◆ **TASK GOAL**: Copy out all lines of the records in which the word "this" appears.

◆ **MATERIAL PROVIDED**:
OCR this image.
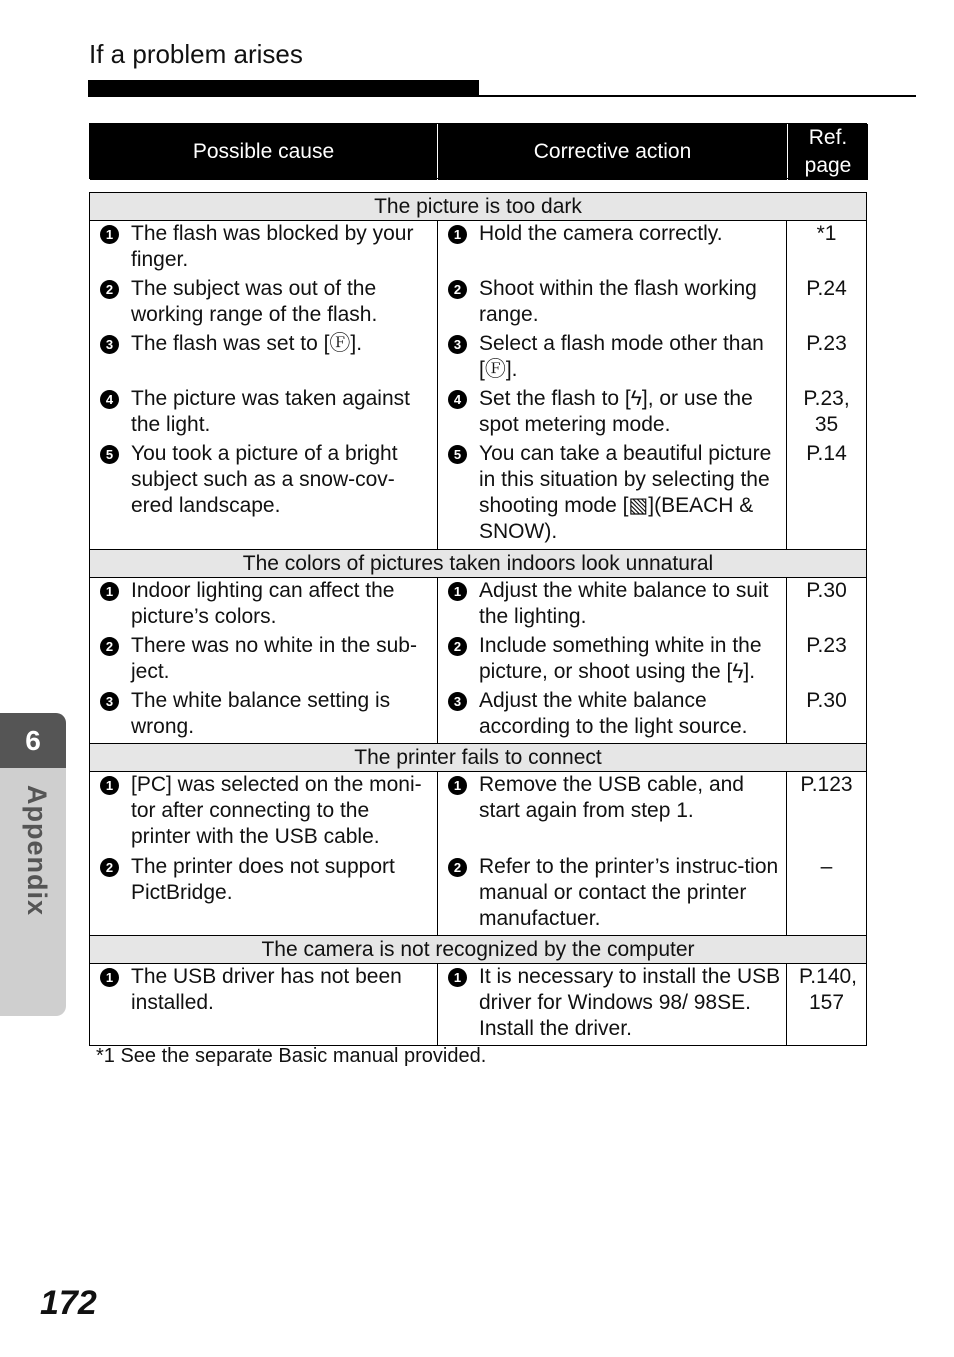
If a problem arises
Possible cause	Corrective action
Ref. page
The picture is too dark
1 The flash was blocked by your finger.
2 The subject was out of the working range of the flash.
3 The flash was set to [Ⓕ].
4 The picture was taken against the light.
5 You took a picture of a bright subject such as a snow-cov-ered landscape.
1 Hold the camera correctly.
2 Shoot within the flash working range.
3 Select a flash mode other than [Ⓕ].
4 Set the flash to [ϟ], or use the spot metering mode.
5 You can take a beautiful picture in this situation by selecting the shooting mode [▧](BEACH & SNOW).
*1
P.24
P.23
P.23, 35
P.14
The colors of pictures taken indoors look unnatural
1 Indoor lighting can affect the picture’s colors.
2 There was no white in the sub-ject.
3 The white balance setting is wrong.
1 Adjust the white balance to suit the lighting.
2 Include something white in the picture, or shoot using the [ϟ].
3 Adjust the white balance according to the light source.
P.30
P.23
P.30
The printer fails to connect
1 [PC] was selected on the moni-tor after connecting to the printer with the USB cable.
2 The printer does not support PictBridge.
1 Remove the USB cable, and start again from step 1.
2 Refer to the printer’s instruc-tion manual or contact the printer manufactuer.
P.123
–
The camera is not recognized by the computer
1 The USB driver has not been installed.
1 It is necessary to install the USB driver for Windows 98/ 98SE. Install the driver.
P.140, 157
*1 See the separate Basic manual provided.
6
Appendix
172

◆ **RESPONSE**:
OCR this image.
5 You can take a beautiful picture in this situation by selecting the shooting mode [▧](BEACH & SNOW).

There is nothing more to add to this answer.